• [WHAT THE EXERCISE ASKS] Return every line of the data below that includes the string "поэта".

Dataset items

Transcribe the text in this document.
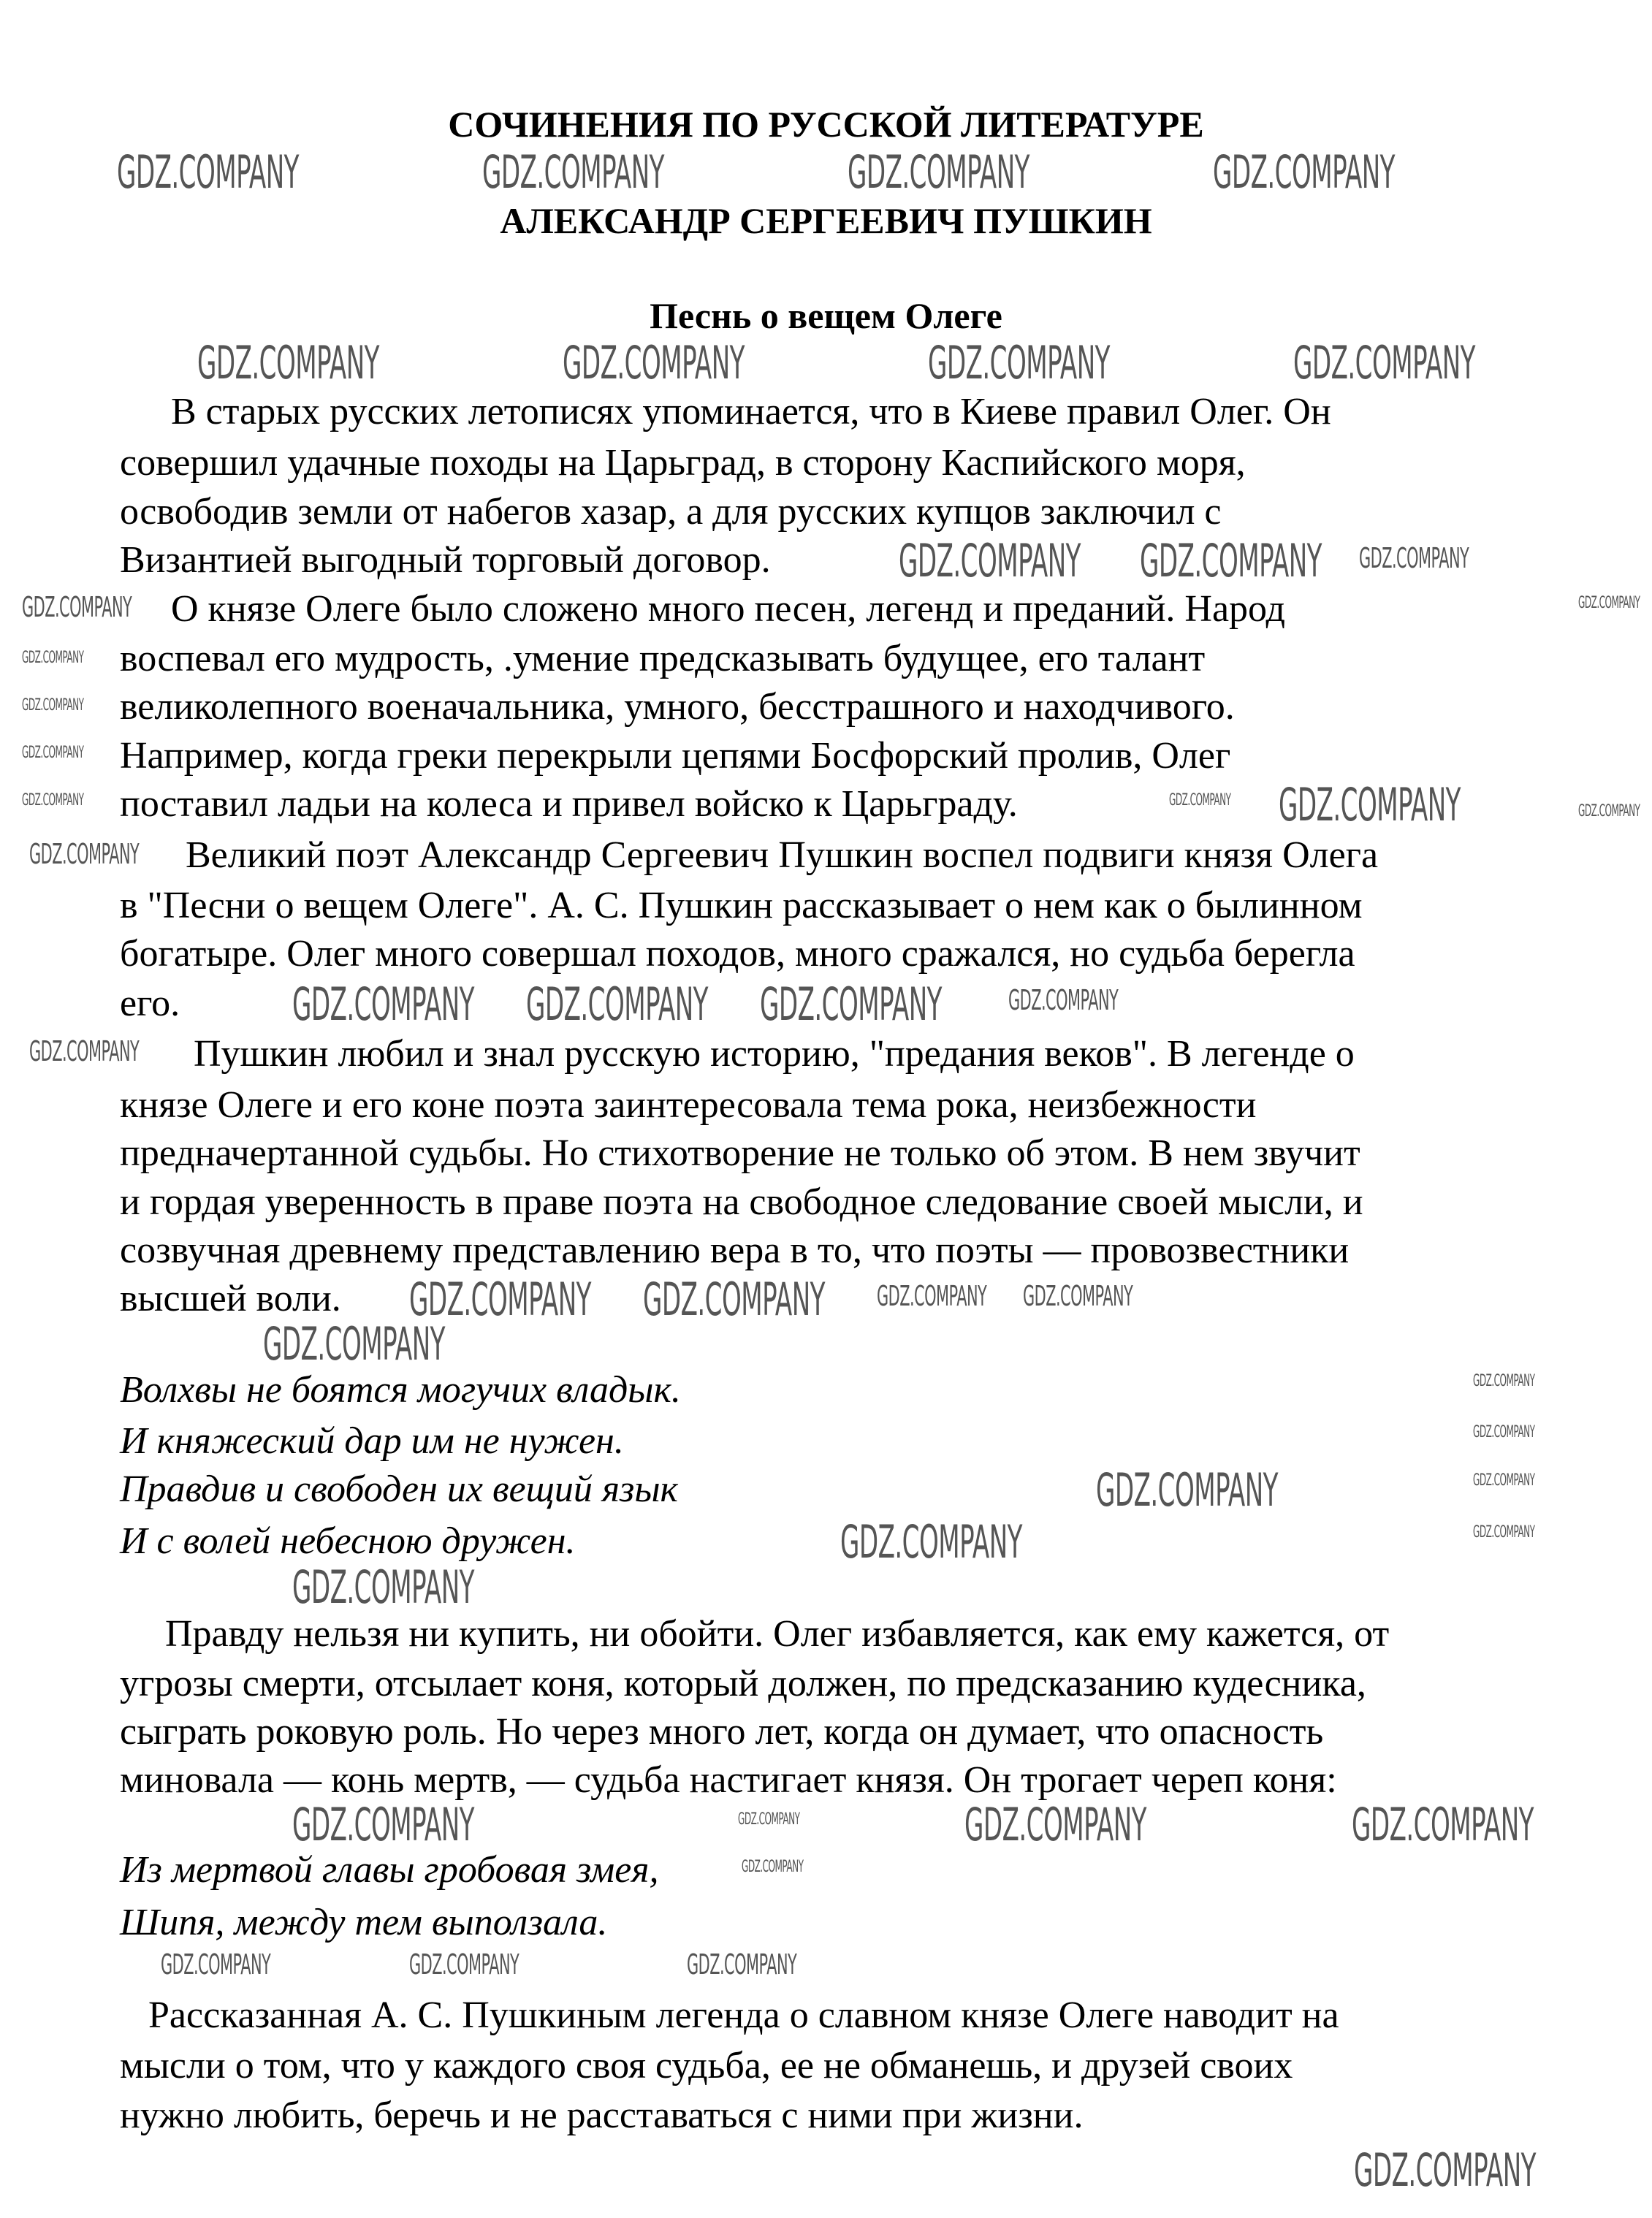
СОЧИНЕНИЯ ПО РУССКОЙ ЛИТЕРАТУРЕ
АЛЕКСАНДР СЕРГЕЕВИЧ ПУШКИН
Песнь о вещем Олеге
В старых русских летописях упоминается, что в Киеве правил Олег. Он
совершил удачные походы на Царьград, в сторону Каспийского моря,
освободив земли от набегов хазар, а для русских купцов заключил с
Византией выгодный торговый договор.
О князе Олеге было сложено много песен, легенд и преданий. Народ
воспевал его мудрость, .умение предсказывать будущее, его талант
великолепного военачальника, умного, бесстрашного и находчивого.
Например, когда греки перекрыли цепями Босфорский пролив, Олег
поставил ладьи на колеса и привел войско к Царьграду.
Великий поэт Александр Сергеевич Пушкин воспел подвиги князя Олега
в "Песни о вещем Олеге". А. С. Пушкин рассказывает о нем как о былинном
богатыре. Олег много совершал походов, много сражался, но судьба берегла
его.
Пушкин любил и знал русскую историю, "предания веков". В легенде о
князе Олеге и его коне поэта заинтересовала тема рока, неизбежности
предначертанной судьбы. Но стихотворение не только об этом. В нем звучит
и гордая уверенность в праве поэта на свободное следование своей мысли, и
созвучная древнему представлению вера в то, что поэты — провозвестники
высшей воли.
Волхвы не боятся могучих владык.
И княжеский дар им не нужен.
Правдив и свободен их вещий язык
И с волей небесною дружен.
Правду нельзя ни купить, ни обойти. Олег избавляется, как ему кажется, от
угрозы смерти, отсылает коня, который должен, по предсказанию кудесника,
сыграть роковую роль. Но через много лет, когда он думает, что опасность
миновала — конь мертв, — судьба настигает князя. Он трогает череп коня:
Из мертвой главы гробовая змея,
Шипя, между тем выползала.
Рассказанная А. С. Пушкиным легенда о славном князе Олеге наводит на
мысли о том, что у каждого своя судьба, ее не обманешь, и друзей своих
нужно любить, беречь и не расставаться с ними при жизни.
GDZ.COMPANY	GDZ.COMPANY	GDZ.COMPANY	GDZ.COMPANY
GDZ.COMPANY	GDZ.COMPANY	GDZ.COMPANY	GDZ.COMPANY
GDZ.COMPANY GDZ.COMPANY GDZ.COMPANY
GDZ.COMPANY
GDZ.COMPANY
GDZ.COMPANY
GDZ.COMPANY
GDZ.COMPANY
GDZ.COMPANY	GDZ.COMPANY GDZ.COMPANY	GDZ.COMPANY
GDZ.COMPANY
GDZ.COMPANY GDZ.COMPANY GDZ.COMPANY GDZ.COMPANY
GDZ.COMPANY
GDZ.COMPANY GDZ.COMPANY GDZ.COMPANY GDZ.COMPANY
GDZ.COMPANY
GDZ.COMPANY
GDZ.COMPANY
GDZ.COMPANY	GDZ.COMPANY
GDZ.COMPANY	GDZ.COMPANY
GDZ.COMPANY
GDZ.COMPANY	GDZ.COMPANY	GDZ.COMPANY	GDZ.COMPANY
GDZ.COMPANY
GDZ.COMPANY	GDZ.COMPANY	GDZ.COMPANY
GDZ.COMPANY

• [RESPONSE]
князе Олеге и его коне поэта заинтересовала тема рока, неизбежности
и гордая уверенность в праве поэта на свободное следование своей мысли, и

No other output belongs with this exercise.